_EXERCISE AIM_. Reproduce the data in its entirety, exactly as supplied.

(Records contained in a dataset)
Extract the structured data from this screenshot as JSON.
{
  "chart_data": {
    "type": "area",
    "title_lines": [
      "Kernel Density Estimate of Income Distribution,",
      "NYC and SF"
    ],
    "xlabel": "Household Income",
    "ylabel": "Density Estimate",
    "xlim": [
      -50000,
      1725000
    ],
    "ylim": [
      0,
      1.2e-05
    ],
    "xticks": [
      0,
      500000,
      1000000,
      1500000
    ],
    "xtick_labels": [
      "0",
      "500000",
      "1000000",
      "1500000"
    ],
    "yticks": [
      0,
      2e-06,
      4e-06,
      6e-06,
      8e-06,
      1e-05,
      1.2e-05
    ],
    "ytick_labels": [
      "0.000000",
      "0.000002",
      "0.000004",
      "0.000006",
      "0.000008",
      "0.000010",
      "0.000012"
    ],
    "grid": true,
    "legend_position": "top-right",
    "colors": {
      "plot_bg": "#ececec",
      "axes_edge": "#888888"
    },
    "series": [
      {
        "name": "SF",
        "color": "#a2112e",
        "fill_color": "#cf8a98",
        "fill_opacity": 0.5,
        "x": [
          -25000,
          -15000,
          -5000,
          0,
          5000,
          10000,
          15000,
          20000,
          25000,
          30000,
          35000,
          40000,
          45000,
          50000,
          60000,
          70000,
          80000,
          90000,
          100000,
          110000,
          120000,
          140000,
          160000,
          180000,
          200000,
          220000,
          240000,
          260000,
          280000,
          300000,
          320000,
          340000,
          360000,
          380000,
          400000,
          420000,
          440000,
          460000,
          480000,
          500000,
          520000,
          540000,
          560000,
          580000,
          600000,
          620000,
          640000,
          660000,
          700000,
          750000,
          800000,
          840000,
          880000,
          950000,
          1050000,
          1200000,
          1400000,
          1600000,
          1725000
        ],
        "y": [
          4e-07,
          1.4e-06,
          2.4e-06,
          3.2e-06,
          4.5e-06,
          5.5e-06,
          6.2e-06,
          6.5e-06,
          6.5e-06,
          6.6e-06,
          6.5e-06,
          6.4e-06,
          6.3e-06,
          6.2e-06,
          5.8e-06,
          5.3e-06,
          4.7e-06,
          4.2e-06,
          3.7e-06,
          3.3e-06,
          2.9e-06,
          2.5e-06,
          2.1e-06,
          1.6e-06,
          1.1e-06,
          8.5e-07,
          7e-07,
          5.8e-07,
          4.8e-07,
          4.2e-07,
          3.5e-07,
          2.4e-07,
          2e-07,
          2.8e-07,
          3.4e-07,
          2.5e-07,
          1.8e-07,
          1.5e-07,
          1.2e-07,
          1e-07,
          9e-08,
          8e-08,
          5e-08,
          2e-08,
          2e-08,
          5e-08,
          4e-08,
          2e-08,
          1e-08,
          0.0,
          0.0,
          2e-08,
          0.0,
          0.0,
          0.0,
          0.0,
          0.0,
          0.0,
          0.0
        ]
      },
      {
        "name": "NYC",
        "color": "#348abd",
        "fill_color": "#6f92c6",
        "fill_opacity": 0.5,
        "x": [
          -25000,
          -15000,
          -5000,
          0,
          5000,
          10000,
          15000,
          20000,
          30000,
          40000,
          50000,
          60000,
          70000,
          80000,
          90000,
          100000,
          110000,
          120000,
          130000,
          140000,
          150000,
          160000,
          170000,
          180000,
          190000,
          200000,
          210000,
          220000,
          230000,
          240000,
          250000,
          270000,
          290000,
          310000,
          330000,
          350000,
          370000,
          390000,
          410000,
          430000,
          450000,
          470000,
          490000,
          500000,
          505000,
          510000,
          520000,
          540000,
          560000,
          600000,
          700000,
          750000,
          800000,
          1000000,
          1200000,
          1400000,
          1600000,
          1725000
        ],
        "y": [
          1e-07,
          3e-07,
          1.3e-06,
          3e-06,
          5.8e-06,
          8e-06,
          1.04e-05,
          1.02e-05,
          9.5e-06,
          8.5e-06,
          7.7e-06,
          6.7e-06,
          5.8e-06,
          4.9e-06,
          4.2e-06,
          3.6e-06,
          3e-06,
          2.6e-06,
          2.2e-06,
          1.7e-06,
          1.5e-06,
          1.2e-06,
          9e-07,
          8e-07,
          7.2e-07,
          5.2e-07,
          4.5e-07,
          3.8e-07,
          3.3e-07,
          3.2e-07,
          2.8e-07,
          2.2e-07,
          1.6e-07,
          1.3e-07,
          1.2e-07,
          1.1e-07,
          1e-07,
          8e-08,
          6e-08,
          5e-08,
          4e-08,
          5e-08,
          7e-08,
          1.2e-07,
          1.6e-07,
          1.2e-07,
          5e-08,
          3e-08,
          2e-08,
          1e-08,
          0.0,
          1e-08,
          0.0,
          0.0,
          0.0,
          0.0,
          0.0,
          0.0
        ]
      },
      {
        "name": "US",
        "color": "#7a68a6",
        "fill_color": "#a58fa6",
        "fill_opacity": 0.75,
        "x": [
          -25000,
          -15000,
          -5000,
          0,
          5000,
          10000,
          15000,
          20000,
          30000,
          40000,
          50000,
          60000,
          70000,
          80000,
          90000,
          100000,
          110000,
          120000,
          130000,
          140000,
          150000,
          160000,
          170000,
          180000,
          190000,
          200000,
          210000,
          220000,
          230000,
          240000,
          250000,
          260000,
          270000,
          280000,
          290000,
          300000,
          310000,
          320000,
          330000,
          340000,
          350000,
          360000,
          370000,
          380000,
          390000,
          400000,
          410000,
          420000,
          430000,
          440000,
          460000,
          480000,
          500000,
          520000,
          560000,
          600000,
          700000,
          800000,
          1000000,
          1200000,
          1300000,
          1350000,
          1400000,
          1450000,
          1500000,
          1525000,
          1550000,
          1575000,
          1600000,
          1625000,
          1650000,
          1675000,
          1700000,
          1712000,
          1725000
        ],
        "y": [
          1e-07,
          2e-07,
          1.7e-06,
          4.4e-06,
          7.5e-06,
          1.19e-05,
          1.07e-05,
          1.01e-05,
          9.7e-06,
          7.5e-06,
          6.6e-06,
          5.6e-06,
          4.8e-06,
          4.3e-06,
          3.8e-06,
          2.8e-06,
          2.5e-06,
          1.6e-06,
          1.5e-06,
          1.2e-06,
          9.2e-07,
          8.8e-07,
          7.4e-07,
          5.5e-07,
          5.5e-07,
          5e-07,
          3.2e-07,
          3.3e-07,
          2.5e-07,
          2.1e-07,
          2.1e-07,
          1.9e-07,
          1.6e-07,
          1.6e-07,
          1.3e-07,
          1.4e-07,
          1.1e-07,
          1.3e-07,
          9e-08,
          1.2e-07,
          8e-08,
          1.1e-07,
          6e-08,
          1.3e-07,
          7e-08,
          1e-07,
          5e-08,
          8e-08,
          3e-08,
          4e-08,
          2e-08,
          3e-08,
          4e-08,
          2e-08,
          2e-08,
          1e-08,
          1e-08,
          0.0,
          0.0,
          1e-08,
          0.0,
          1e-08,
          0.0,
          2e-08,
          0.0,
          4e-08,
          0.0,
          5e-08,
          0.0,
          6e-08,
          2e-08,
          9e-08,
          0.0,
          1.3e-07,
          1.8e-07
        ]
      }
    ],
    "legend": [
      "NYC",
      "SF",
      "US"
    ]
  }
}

_THE ANSWER_.
Extract the structured data from this screenshot as JSON.
{
  "chart_data": {
    "type": "area",
    "title_lines": [
      "Kernel Density Estimate of Income Distribution,",
      "NYC and SF"
    ],
    "xlabel": "Household Income",
    "ylabel": "Density Estimate",
    "xlim": [
      -50000,
      1725000
    ],
    "ylim": [
      0,
      1.2e-05
    ],
    "xticks": [
      0,
      500000,
      1000000,
      1500000
    ],
    "xtick_labels": [
      "0",
      "500000",
      "1000000",
      "1500000"
    ],
    "yticks": [
      0,
      2e-06,
      4e-06,
      6e-06,
      8e-06,
      1e-05,
      1.2e-05
    ],
    "ytick_labels": [
      "0.000000",
      "0.000002",
      "0.000004",
      "0.000006",
      "0.000008",
      "0.000010",
      "0.000012"
    ],
    "grid": true,
    "legend_position": "top-right",
    "colors": {
      "plot_bg": "#ececec",
      "axes_edge": "#888888"
    },
    "series": [
      {
        "name": "SF",
        "color": "#a2112e",
        "fill_color": "#cf8a98",
        "fill_opacity": 0.5,
        "x": [
          -25000,
          -15000,
          -5000,
          0,
          5000,
          10000,
          15000,
          20000,
          25000,
          30000,
          35000,
          40000,
          45000,
          50000,
          60000,
          70000,
          80000,
          90000,
          100000,
          110000,
          120000,
          140000,
          160000,
          180000,
          200000,
          220000,
          240000,
          260000,
          280000,
          300000,
          320000,
          340000,
          360000,
          380000,
          400000,
          420000,
          440000,
          460000,
          480000,
          500000,
          520000,
          540000,
          560000,
          580000,
          600000,
          620000,
          640000,
          660000,
          700000,
          750000,
          800000,
          840000,
          880000,
          950000,
          1050000,
          1200000,
          1400000,
          1600000,
          1725000
        ],
        "y": [
          4e-07,
          1.4e-06,
          2.4e-06,
          3.2e-06,
          4.5e-06,
          5.5e-06,
          6.2e-06,
          6.5e-06,
          6.5e-06,
          6.6e-06,
          6.5e-06,
          6.4e-06,
          6.3e-06,
          6.2e-06,
          5.8e-06,
          5.3e-06,
          4.7e-06,
          4.2e-06,
          3.7e-06,
          3.3e-06,
          2.9e-06,
          2.5e-06,
          2.1e-06,
          1.6e-06,
          1.1e-06,
          8.5e-07,
          7e-07,
          5.8e-07,
          4.8e-07,
          4.2e-07,
          3.5e-07,
          2.4e-07,
          2e-07,
          2.8e-07,
          3.4e-07,
          2.5e-07,
          1.8e-07,
          1.5e-07,
          1.2e-07,
          1e-07,
          9e-08,
          8e-08,
          5e-08,
          2e-08,
          2e-08,
          5e-08,
          4e-08,
          2e-08,
          1e-08,
          0.0,
          0.0,
          2e-08,
          0.0,
          0.0,
          0.0,
          0.0,
          0.0,
          0.0,
          0.0
        ]
      },
      {
        "name": "NYC",
        "color": "#348abd",
        "fill_color": "#6f92c6",
        "fill_opacity": 0.5,
        "x": [
          -25000,
          -15000,
          -5000,
          0,
          5000,
          10000,
          15000,
          20000,
          30000,
          40000,
          50000,
          60000,
          70000,
          80000,
          90000,
          100000,
          110000,
          120000,
          130000,
          140000,
          150000,
          160000,
          170000,
          180000,
          190000,
          200000,
          210000,
          220000,
          230000,
          240000,
          250000,
          270000,
          290000,
          310000,
          330000,
          350000,
          370000,
          390000,
          410000,
          430000,
          450000,
          470000,
          490000,
          500000,
          505000,
          510000,
          520000,
          540000,
          560000,
          600000,
          700000,
          750000,
          800000,
          1000000,
          1200000,
          1400000,
          1600000,
          1725000
        ],
        "y": [
          1e-07,
          3e-07,
          1.3e-06,
          3e-06,
          5.8e-06,
          8e-06,
          1.04e-05,
          1.02e-05,
          9.5e-06,
          8.5e-06,
          7.7e-06,
          6.7e-06,
          5.8e-06,
          4.9e-06,
          4.2e-06,
          3.6e-06,
          3e-06,
          2.6e-06,
          2.2e-06,
          1.7e-06,
          1.5e-06,
          1.2e-06,
          9e-07,
          8e-07,
          7.2e-07,
          5.2e-07,
          4.5e-07,
          3.8e-07,
          3.3e-07,
          3.2e-07,
          2.8e-07,
          2.2e-07,
          1.6e-07,
          1.3e-07,
          1.2e-07,
          1.1e-07,
          1e-07,
          8e-08,
          6e-08,
          5e-08,
          4e-08,
          5e-08,
          7e-08,
          1.2e-07,
          1.6e-07,
          1.2e-07,
          5e-08,
          3e-08,
          2e-08,
          1e-08,
          0.0,
          1e-08,
          0.0,
          0.0,
          0.0,
          0.0,
          0.0,
          0.0
        ]
      },
      {
        "name": "US",
        "color": "#7a68a6",
        "fill_color": "#a58fa6",
        "fill_opacity": 0.75,
        "x": [
          -25000,
          -15000,
          -5000,
          0,
          5000,
          10000,
          15000,
          20000,
          30000,
          40000,
          50000,
          60000,
          70000,
          80000,
          90000,
          100000,
          110000,
          120000,
          130000,
          140000,
          150000,
          160000,
          170000,
          180000,
          190000,
          200000,
          210000,
          220000,
          230000,
          240000,
          250000,
          260000,
          270000,
          280000,
          290000,
          300000,
          310000,
          320000,
          330000,
          340000,
          350000,
          360000,
          370000,
          380000,
          390000,
          400000,
          410000,
          420000,
          430000,
          440000,
          460000,
          480000,
          500000,
          520000,
          560000,
          600000,
          700000,
          800000,
          1000000,
          1200000,
          1300000,
          1350000,
          1400000,
          1450000,
          1500000,
          1525000,
          1550000,
          1575000,
          1600000,
          1625000,
          1650000,
          1675000,
          1700000,
          1712000,
          1725000
        ],
        "y": [
          1e-07,
          2e-07,
          1.7e-06,
          4.4e-06,
          7.5e-06,
          1.19e-05,
          1.07e-05,
          1.01e-05,
          9.7e-06,
          7.5e-06,
          6.6e-06,
          5.6e-06,
          4.8e-06,
          4.3e-06,
          3.8e-06,
          2.8e-06,
          2.5e-06,
          1.6e-06,
          1.5e-06,
          1.2e-06,
          9.2e-07,
          8.8e-07,
          7.4e-07,
          5.5e-07,
          5.5e-07,
          5e-07,
          3.2e-07,
          3.3e-07,
          2.5e-07,
          2.1e-07,
          2.1e-07,
          1.9e-07,
          1.6e-07,
          1.6e-07,
          1.3e-07,
          1.4e-07,
          1.1e-07,
          1.3e-07,
          9e-08,
          1.2e-07,
          8e-08,
          1.1e-07,
          6e-08,
          1.3e-07,
          7e-08,
          1e-07,
          5e-08,
          8e-08,
          3e-08,
          4e-08,
          2e-08,
          3e-08,
          4e-08,
          2e-08,
          2e-08,
          1e-08,
          1e-08,
          0.0,
          0.0,
          1e-08,
          0.0,
          1e-08,
          0.0,
          2e-08,
          0.0,
          4e-08,
          0.0,
          5e-08,
          0.0,
          6e-08,
          2e-08,
          9e-08,
          0.0,
          1.3e-07,
          1.8e-07
        ]
      }
    ],
    "legend": [
      "NYC",
      "SF",
      "US"
    ]
  }
}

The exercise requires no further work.